### Dataset rows
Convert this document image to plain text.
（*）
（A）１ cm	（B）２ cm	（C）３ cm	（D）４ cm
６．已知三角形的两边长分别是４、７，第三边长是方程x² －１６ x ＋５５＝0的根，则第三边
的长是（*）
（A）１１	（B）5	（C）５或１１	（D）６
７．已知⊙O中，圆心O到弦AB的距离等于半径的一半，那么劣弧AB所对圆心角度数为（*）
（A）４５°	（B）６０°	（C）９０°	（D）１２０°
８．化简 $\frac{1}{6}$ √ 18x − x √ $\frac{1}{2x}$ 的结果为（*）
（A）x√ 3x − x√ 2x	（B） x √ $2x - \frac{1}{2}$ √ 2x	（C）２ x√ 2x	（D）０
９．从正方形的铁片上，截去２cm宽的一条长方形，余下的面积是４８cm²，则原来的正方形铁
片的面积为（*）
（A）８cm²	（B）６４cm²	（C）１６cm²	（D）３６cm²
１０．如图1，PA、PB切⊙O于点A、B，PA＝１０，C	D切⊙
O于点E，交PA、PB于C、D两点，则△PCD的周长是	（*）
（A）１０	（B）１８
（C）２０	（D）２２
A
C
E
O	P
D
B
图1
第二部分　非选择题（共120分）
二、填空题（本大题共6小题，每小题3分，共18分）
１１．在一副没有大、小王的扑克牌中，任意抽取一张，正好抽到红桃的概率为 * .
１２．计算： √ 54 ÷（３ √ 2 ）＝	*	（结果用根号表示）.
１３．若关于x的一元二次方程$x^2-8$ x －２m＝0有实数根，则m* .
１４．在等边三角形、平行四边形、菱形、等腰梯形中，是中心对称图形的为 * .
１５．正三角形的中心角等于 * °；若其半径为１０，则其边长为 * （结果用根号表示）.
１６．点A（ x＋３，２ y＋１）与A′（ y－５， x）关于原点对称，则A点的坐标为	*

### Aim of the task
Tally up the lines in the records that contain the word "frac" and give only the total.

### Answer to the problem
2